→ **Task requirements**:
Skip the pictures and extract all of the lines exactly as written.

→ **Raw data**:

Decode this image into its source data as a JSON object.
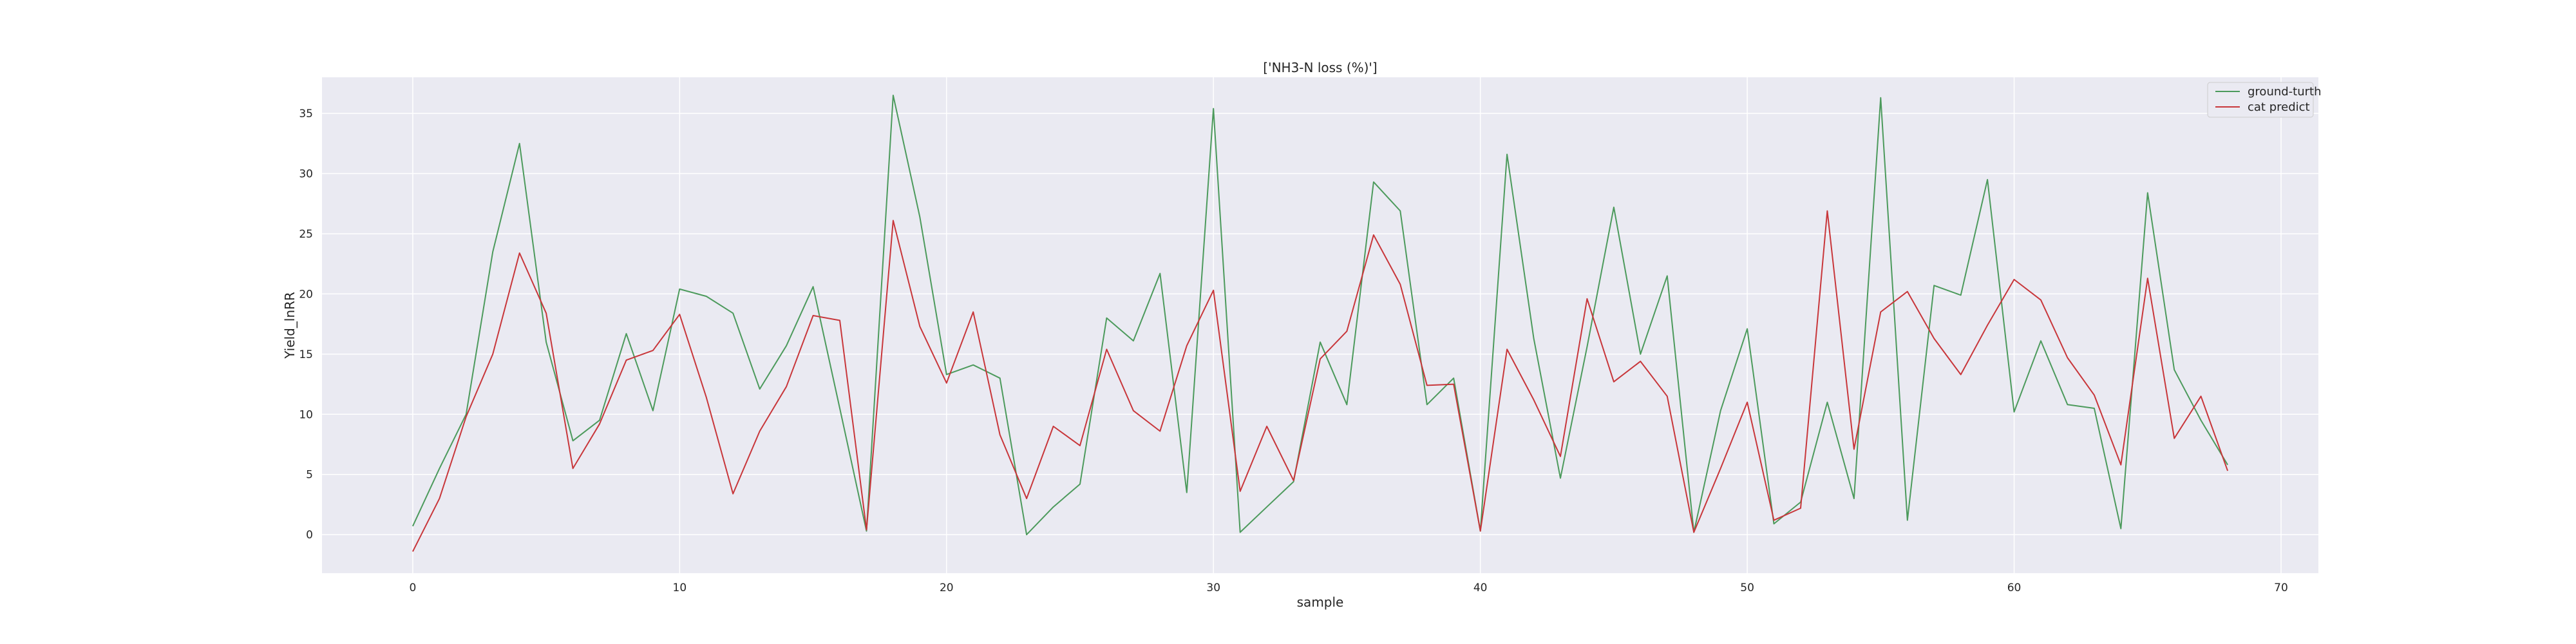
{
  "chart_data": {
    "type": "line",
    "title": "['NH3-N loss (%)']",
    "xlabel": "sample",
    "ylabel": "Yield_lnRR",
    "xlim": [
      -3.4,
      71.4
    ],
    "ylim": [
      -3.2,
      38.0
    ],
    "xticks": [
      0,
      10,
      20,
      30,
      40,
      50,
      60,
      70
    ],
    "yticks": [
      0,
      5,
      10,
      15,
      20,
      25,
      30,
      35
    ],
    "grid": true,
    "legend_position": "top-right",
    "x": [
      0,
      1,
      2,
      3,
      4,
      5,
      6,
      7,
      8,
      9,
      10,
      11,
      12,
      13,
      14,
      15,
      16,
      17,
      18,
      19,
      20,
      21,
      22,
      23,
      24,
      25,
      26,
      27,
      28,
      29,
      30,
      31,
      32,
      33,
      34,
      35,
      36,
      37,
      38,
      39,
      40,
      41,
      42,
      43,
      44,
      45,
      46,
      47,
      48,
      49,
      50,
      51,
      52,
      53,
      54,
      55,
      56,
      57,
      58,
      59,
      60,
      61,
      62,
      63,
      64,
      65,
      66,
      67,
      68
    ],
    "series": [
      {
        "name": "ground-turth",
        "color": "#4c9a5c",
        "values": [
          0.7,
          5.5,
          10,
          23.5,
          32.5,
          16,
          7.8,
          9.5,
          16.7,
          10.3,
          20.4,
          19.8,
          18.4,
          12.1,
          15.7,
          20.6,
          10.5,
          0.3,
          36.5,
          26.4,
          13.3,
          14.1,
          13,
          0,
          2.3,
          4.2,
          18,
          16.1,
          21.7,
          3.5,
          35.4,
          0.2,
          2.3,
          4.4,
          16,
          10.8,
          29.3,
          26.9,
          10.8,
          13,
          0.3,
          31.6,
          16.3,
          4.7,
          15.6,
          27.2,
          15,
          21.5,
          0.2,
          10.3,
          17.1,
          0.9,
          2.7,
          11,
          3,
          36.3,
          1.2,
          20.7,
          19.9,
          29.5,
          10.2,
          16.1,
          10.8,
          10.5,
          0.5,
          28.4,
          13.7,
          9.5,
          5.8
        ]
      },
      {
        "name": "cat predict",
        "color": "#c8363a",
        "values": [
          -1.4,
          3,
          9.8,
          15,
          23.4,
          18.4,
          5.5,
          9.2,
          14.5,
          15.3,
          18.3,
          11.4,
          3.4,
          8.6,
          12.3,
          18.2,
          17.8,
          0.4,
          26.1,
          17.3,
          12.6,
          18.5,
          8.3,
          3,
          9,
          7.4,
          15.4,
          10.3,
          8.6,
          15.7,
          20.3,
          3.6,
          9,
          4.5,
          14.6,
          16.9,
          24.9,
          20.8,
          12.4,
          12.5,
          0.3,
          15.4,
          11.2,
          6.5,
          19.6,
          12.7,
          14.4,
          11.5,
          0.2,
          5.5,
          11,
          1.2,
          2.2,
          26.9,
          7.1,
          18.5,
          20.2,
          16.3,
          13.3,
          17.4,
          21.2,
          19.5,
          14.7,
          11.6,
          5.8,
          21.3,
          8,
          11.5,
          5.3
        ]
      }
    ]
  }
}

→ **Response to this task**:
Decode this image into its source data as a JSON object.
{
  "chart_data": {
    "type": "line",
    "title": "['NH3-N loss (%)']",
    "xlabel": "sample",
    "ylabel": "Yield_lnRR",
    "xlim": [
      -3.4,
      71.4
    ],
    "ylim": [
      -3.2,
      38.0
    ],
    "xticks": [
      0,
      10,
      20,
      30,
      40,
      50,
      60,
      70
    ],
    "yticks": [
      0,
      5,
      10,
      15,
      20,
      25,
      30,
      35
    ],
    "grid": true,
    "legend_position": "top-right",
    "x": [
      0,
      1,
      2,
      3,
      4,
      5,
      6,
      7,
      8,
      9,
      10,
      11,
      12,
      13,
      14,
      15,
      16,
      17,
      18,
      19,
      20,
      21,
      22,
      23,
      24,
      25,
      26,
      27,
      28,
      29,
      30,
      31,
      32,
      33,
      34,
      35,
      36,
      37,
      38,
      39,
      40,
      41,
      42,
      43,
      44,
      45,
      46,
      47,
      48,
      49,
      50,
      51,
      52,
      53,
      54,
      55,
      56,
      57,
      58,
      59,
      60,
      61,
      62,
      63,
      64,
      65,
      66,
      67,
      68
    ],
    "series": [
      {
        "name": "ground-turth",
        "color": "#4c9a5c",
        "values": [
          0.7,
          5.5,
          10,
          23.5,
          32.5,
          16,
          7.8,
          9.5,
          16.7,
          10.3,
          20.4,
          19.8,
          18.4,
          12.1,
          15.7,
          20.6,
          10.5,
          0.3,
          36.5,
          26.4,
          13.3,
          14.1,
          13,
          0,
          2.3,
          4.2,
          18,
          16.1,
          21.7,
          3.5,
          35.4,
          0.2,
          2.3,
          4.4,
          16,
          10.8,
          29.3,
          26.9,
          10.8,
          13,
          0.3,
          31.6,
          16.3,
          4.7,
          15.6,
          27.2,
          15,
          21.5,
          0.2,
          10.3,
          17.1,
          0.9,
          2.7,
          11,
          3,
          36.3,
          1.2,
          20.7,
          19.9,
          29.5,
          10.2,
          16.1,
          10.8,
          10.5,
          0.5,
          28.4,
          13.7,
          9.5,
          5.8
        ]
      },
      {
        "name": "cat predict",
        "color": "#c8363a",
        "values": [
          -1.4,
          3,
          9.8,
          15,
          23.4,
          18.4,
          5.5,
          9.2,
          14.5,
          15.3,
          18.3,
          11.4,
          3.4,
          8.6,
          12.3,
          18.2,
          17.8,
          0.4,
          26.1,
          17.3,
          12.6,
          18.5,
          8.3,
          3,
          9,
          7.4,
          15.4,
          10.3,
          8.6,
          15.7,
          20.3,
          3.6,
          9,
          4.5,
          14.6,
          16.9,
          24.9,
          20.8,
          12.4,
          12.5,
          0.3,
          15.4,
          11.2,
          6.5,
          19.6,
          12.7,
          14.4,
          11.5,
          0.2,
          5.5,
          11,
          1.2,
          2.2,
          26.9,
          7.1,
          18.5,
          20.2,
          16.3,
          13.3,
          17.4,
          21.2,
          19.5,
          14.7,
          11.6,
          5.8,
          21.3,
          8,
          11.5,
          5.3
        ]
      }
    ]
  }
}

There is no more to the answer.